**Objective:** Your answer should be a single number: the count of lines containing "derived".

**Given data:**
▬▬▬▬▬▬▬▬▬▬
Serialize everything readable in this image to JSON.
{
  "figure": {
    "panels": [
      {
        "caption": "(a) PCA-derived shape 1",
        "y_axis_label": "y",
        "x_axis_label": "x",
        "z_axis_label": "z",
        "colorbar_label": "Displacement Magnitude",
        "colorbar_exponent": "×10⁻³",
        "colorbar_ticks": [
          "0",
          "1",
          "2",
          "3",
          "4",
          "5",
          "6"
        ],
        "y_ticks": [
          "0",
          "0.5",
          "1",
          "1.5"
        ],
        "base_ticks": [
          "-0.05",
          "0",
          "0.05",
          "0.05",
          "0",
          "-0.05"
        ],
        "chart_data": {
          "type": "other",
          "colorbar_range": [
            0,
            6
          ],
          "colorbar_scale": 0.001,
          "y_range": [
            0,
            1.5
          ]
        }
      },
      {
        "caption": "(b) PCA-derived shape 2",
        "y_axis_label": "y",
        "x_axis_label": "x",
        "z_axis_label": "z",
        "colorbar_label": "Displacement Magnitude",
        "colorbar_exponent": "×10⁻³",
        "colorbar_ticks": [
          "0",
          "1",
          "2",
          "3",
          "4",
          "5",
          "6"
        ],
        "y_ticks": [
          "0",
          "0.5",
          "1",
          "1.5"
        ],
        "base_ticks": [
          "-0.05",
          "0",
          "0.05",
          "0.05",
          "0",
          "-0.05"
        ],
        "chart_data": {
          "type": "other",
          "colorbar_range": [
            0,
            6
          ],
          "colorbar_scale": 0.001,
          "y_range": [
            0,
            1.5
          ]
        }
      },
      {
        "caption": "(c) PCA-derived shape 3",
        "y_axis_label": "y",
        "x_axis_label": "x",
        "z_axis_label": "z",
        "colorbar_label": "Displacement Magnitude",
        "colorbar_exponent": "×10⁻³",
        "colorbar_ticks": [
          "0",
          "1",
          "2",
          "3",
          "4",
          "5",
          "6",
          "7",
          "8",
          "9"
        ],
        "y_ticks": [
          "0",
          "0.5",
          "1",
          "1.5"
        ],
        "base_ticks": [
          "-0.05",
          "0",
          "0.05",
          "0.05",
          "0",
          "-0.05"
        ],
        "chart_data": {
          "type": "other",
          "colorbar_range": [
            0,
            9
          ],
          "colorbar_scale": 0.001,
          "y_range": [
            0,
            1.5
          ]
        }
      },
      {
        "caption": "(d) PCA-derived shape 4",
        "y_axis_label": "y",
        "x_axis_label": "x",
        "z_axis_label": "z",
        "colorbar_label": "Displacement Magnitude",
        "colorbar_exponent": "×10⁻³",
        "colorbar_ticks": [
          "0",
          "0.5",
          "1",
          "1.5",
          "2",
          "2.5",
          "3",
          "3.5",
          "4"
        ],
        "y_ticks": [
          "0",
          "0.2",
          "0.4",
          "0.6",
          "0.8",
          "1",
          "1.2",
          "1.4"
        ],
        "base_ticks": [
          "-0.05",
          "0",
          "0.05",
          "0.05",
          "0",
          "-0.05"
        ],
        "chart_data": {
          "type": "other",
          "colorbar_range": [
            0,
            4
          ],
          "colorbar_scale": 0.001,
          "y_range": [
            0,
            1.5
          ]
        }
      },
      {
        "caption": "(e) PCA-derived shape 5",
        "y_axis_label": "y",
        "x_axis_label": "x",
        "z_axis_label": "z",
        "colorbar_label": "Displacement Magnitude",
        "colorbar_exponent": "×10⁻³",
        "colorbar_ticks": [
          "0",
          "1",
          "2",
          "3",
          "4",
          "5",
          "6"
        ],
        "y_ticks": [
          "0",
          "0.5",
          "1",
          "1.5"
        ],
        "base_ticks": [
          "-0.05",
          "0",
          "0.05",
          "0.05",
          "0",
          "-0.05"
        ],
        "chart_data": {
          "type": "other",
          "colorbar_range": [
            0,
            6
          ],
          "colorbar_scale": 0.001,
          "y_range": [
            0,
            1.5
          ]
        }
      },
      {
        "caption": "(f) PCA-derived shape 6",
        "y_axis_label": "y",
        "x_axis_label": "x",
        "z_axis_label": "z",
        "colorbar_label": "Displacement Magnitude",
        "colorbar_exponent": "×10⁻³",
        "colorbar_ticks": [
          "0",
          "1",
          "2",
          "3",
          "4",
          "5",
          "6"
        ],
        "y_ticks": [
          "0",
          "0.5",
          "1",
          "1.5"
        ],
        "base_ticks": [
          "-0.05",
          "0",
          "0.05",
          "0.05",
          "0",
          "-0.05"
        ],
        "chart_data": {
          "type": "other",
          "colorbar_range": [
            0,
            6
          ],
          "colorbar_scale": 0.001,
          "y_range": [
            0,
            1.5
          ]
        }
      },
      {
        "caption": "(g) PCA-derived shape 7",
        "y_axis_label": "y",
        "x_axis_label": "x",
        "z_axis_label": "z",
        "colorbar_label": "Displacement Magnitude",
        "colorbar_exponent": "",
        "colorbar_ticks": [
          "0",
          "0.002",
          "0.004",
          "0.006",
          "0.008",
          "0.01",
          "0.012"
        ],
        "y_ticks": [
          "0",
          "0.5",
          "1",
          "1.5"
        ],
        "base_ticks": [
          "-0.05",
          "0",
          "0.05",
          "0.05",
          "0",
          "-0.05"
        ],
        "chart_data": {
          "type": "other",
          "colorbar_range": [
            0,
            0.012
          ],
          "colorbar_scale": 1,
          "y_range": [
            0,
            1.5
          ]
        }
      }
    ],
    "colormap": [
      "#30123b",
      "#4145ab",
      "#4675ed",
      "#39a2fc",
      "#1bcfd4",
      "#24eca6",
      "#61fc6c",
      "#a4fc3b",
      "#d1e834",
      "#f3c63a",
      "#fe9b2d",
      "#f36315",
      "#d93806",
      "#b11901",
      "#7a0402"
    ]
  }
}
▬▬▬▬▬▬▬▬▬▬
**Answer to the problem:** 7